#### SET EXERCISE:
Every line must be returned precisely as it is written.

#### RAW RECORDS:
►

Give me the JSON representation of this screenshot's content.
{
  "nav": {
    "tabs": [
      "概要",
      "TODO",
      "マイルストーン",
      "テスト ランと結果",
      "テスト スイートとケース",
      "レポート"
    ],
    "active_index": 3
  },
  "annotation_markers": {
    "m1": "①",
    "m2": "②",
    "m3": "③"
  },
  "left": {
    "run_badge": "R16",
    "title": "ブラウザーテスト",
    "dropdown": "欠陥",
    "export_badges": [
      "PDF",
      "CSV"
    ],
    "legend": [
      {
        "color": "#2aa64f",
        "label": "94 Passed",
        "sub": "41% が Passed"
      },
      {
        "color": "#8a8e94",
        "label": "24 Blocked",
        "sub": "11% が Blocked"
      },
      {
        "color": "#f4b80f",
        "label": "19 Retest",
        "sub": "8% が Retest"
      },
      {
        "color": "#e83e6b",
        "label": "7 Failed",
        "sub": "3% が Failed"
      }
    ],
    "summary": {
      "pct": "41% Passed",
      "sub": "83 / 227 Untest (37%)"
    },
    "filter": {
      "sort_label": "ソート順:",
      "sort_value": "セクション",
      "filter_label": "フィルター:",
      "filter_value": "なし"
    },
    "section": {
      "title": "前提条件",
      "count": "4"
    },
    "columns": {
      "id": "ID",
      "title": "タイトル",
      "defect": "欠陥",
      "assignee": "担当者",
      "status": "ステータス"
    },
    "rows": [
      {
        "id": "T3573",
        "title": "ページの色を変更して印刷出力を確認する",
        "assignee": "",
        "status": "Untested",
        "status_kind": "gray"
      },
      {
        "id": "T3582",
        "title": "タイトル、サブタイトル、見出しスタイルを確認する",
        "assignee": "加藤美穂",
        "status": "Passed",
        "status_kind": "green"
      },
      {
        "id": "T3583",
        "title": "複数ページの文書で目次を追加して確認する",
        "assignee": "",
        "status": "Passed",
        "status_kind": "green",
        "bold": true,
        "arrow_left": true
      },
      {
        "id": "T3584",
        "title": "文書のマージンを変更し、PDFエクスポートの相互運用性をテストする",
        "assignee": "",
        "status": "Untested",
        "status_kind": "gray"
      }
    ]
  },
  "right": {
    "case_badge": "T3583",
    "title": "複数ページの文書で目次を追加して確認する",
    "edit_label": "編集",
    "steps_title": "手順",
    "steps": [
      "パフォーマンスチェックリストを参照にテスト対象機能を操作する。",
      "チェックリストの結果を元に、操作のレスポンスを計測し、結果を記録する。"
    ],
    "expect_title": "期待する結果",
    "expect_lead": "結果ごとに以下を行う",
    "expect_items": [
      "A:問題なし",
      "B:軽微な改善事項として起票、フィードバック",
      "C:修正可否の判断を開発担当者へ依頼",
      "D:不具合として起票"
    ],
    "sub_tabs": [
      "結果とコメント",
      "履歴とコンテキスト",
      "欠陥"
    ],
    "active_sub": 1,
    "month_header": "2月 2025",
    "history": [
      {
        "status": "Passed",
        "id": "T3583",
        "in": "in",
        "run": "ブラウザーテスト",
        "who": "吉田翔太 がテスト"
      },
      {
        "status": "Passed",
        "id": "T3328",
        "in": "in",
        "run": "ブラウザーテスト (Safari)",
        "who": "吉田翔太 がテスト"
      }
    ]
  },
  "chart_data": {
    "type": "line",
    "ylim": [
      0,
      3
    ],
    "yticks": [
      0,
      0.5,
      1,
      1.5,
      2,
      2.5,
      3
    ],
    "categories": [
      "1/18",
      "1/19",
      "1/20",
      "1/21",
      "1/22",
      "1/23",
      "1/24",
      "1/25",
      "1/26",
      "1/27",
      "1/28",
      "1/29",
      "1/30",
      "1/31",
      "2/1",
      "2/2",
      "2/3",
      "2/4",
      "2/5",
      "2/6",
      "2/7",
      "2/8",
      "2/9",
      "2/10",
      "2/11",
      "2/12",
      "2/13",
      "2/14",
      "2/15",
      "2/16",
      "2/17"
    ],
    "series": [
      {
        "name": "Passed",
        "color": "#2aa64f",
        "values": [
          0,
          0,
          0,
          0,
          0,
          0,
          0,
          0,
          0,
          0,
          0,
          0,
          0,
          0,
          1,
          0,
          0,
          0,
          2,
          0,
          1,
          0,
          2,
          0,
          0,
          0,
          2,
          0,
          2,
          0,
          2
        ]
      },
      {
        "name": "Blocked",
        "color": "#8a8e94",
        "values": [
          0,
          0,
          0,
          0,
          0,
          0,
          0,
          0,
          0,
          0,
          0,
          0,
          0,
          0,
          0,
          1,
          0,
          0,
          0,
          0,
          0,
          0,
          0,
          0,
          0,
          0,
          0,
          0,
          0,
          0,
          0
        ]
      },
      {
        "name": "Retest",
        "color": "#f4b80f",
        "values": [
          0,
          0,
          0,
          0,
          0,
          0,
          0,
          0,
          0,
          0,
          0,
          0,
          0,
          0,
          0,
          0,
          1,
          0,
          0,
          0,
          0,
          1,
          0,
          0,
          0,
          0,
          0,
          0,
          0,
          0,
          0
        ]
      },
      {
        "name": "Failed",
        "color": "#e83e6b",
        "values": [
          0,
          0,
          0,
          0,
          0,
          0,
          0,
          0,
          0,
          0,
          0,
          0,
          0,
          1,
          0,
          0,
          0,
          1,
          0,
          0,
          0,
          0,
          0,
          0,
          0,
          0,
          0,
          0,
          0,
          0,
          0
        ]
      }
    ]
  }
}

◄

#### RESULT OF THE TASK:
Give me the JSON representation of this screenshot's content.
{
  "nav": {
    "tabs": [
      "概要",
      "TODO",
      "マイルストーン",
      "テスト ランと結果",
      "テスト スイートとケース",
      "レポート"
    ],
    "active_index": 3
  },
  "annotation_markers": {
    "m1": "①",
    "m2": "②",
    "m3": "③"
  },
  "left": {
    "run_badge": "R16",
    "title": "ブラウザーテスト",
    "dropdown": "欠陥",
    "export_badges": [
      "PDF",
      "CSV"
    ],
    "legend": [
      {
        "color": "#2aa64f",
        "label": "94 Passed",
        "sub": "41% が Passed"
      },
      {
        "color": "#8a8e94",
        "label": "24 Blocked",
        "sub": "11% が Blocked"
      },
      {
        "color": "#f4b80f",
        "label": "19 Retest",
        "sub": "8% が Retest"
      },
      {
        "color": "#e83e6b",
        "label": "7 Failed",
        "sub": "3% が Failed"
      }
    ],
    "summary": {
      "pct": "41% Passed",
      "sub": "83 / 227 Untest (37%)"
    },
    "filter": {
      "sort_label": "ソート順:",
      "sort_value": "セクション",
      "filter_label": "フィルター:",
      "filter_value": "なし"
    },
    "section": {
      "title": "前提条件",
      "count": "4"
    },
    "columns": {
      "id": "ID",
      "title": "タイトル",
      "defect": "欠陥",
      "assignee": "担当者",
      "status": "ステータス"
    },
    "rows": [
      {
        "id": "T3573",
        "title": "ページの色を変更して印刷出力を確認する",
        "assignee": "",
        "status": "Untested",
        "status_kind": "gray"
      },
      {
        "id": "T3582",
        "title": "タイトル、サブタイトル、見出しスタイルを確認する",
        "assignee": "加藤美穂",
        "status": "Passed",
        "status_kind": "green"
      },
      {
        "id": "T3583",
        "title": "複数ページの文書で目次を追加して確認する",
        "assignee": "",
        "status": "Passed",
        "status_kind": "green",
        "bold": true,
        "arrow_left": true
      },
      {
        "id": "T3584",
        "title": "文書のマージンを変更し、PDFエクスポートの相互運用性をテストする",
        "assignee": "",
        "status": "Untested",
        "status_kind": "gray"
      }
    ]
  },
  "right": {
    "case_badge": "T3583",
    "title": "複数ページの文書で目次を追加して確認する",
    "edit_label": "編集",
    "steps_title": "手順",
    "steps": [
      "パフォーマンスチェックリストを参照にテスト対象機能を操作する。",
      "チェックリストの結果を元に、操作のレスポンスを計測し、結果を記録する。"
    ],
    "expect_title": "期待する結果",
    "expect_lead": "結果ごとに以下を行う",
    "expect_items": [
      "A:問題なし",
      "B:軽微な改善事項として起票、フィードバック",
      "C:修正可否の判断を開発担当者へ依頼",
      "D:不具合として起票"
    ],
    "sub_tabs": [
      "結果とコメント",
      "履歴とコンテキスト",
      "欠陥"
    ],
    "active_sub": 1,
    "month_header": "2月 2025",
    "history": [
      {
        "status": "Passed",
        "id": "T3583",
        "in": "in",
        "run": "ブラウザーテスト",
        "who": "吉田翔太 がテスト"
      },
      {
        "status": "Passed",
        "id": "T3328",
        "in": "in",
        "run": "ブラウザーテスト (Safari)",
        "who": "吉田翔太 がテスト"
      }
    ]
  },
  "chart_data": {
    "type": "line",
    "ylim": [
      0,
      3
    ],
    "yticks": [
      0,
      0.5,
      1,
      1.5,
      2,
      2.5,
      3
    ],
    "categories": [
      "1/18",
      "1/19",
      "1/20",
      "1/21",
      "1/22",
      "1/23",
      "1/24",
      "1/25",
      "1/26",
      "1/27",
      "1/28",
      "1/29",
      "1/30",
      "1/31",
      "2/1",
      "2/2",
      "2/3",
      "2/4",
      "2/5",
      "2/6",
      "2/7",
      "2/8",
      "2/9",
      "2/10",
      "2/11",
      "2/12",
      "2/13",
      "2/14",
      "2/15",
      "2/16",
      "2/17"
    ],
    "series": [
      {
        "name": "Passed",
        "color": "#2aa64f",
        "values": [
          0,
          0,
          0,
          0,
          0,
          0,
          0,
          0,
          0,
          0,
          0,
          0,
          0,
          0,
          1,
          0,
          0,
          0,
          2,
          0,
          1,
          0,
          2,
          0,
          0,
          0,
          2,
          0,
          2,
          0,
          2
        ]
      },
      {
        "name": "Blocked",
        "color": "#8a8e94",
        "values": [
          0,
          0,
          0,
          0,
          0,
          0,
          0,
          0,
          0,
          0,
          0,
          0,
          0,
          0,
          0,
          1,
          0,
          0,
          0,
          0,
          0,
          0,
          0,
          0,
          0,
          0,
          0,
          0,
          0,
          0,
          0
        ]
      },
      {
        "name": "Retest",
        "color": "#f4b80f",
        "values": [
          0,
          0,
          0,
          0,
          0,
          0,
          0,
          0,
          0,
          0,
          0,
          0,
          0,
          0,
          0,
          0,
          1,
          0,
          0,
          0,
          0,
          1,
          0,
          0,
          0,
          0,
          0,
          0,
          0,
          0,
          0
        ]
      },
      {
        "name": "Failed",
        "color": "#e83e6b",
        "values": [
          0,
          0,
          0,
          0,
          0,
          0,
          0,
          0,
          0,
          0,
          0,
          0,
          0,
          1,
          0,
          0,
          0,
          1,
          0,
          0,
          0,
          0,
          0,
          0,
          0,
          0,
          0,
          0,
          0,
          0,
          0
        ]
      }
    ]
  }
}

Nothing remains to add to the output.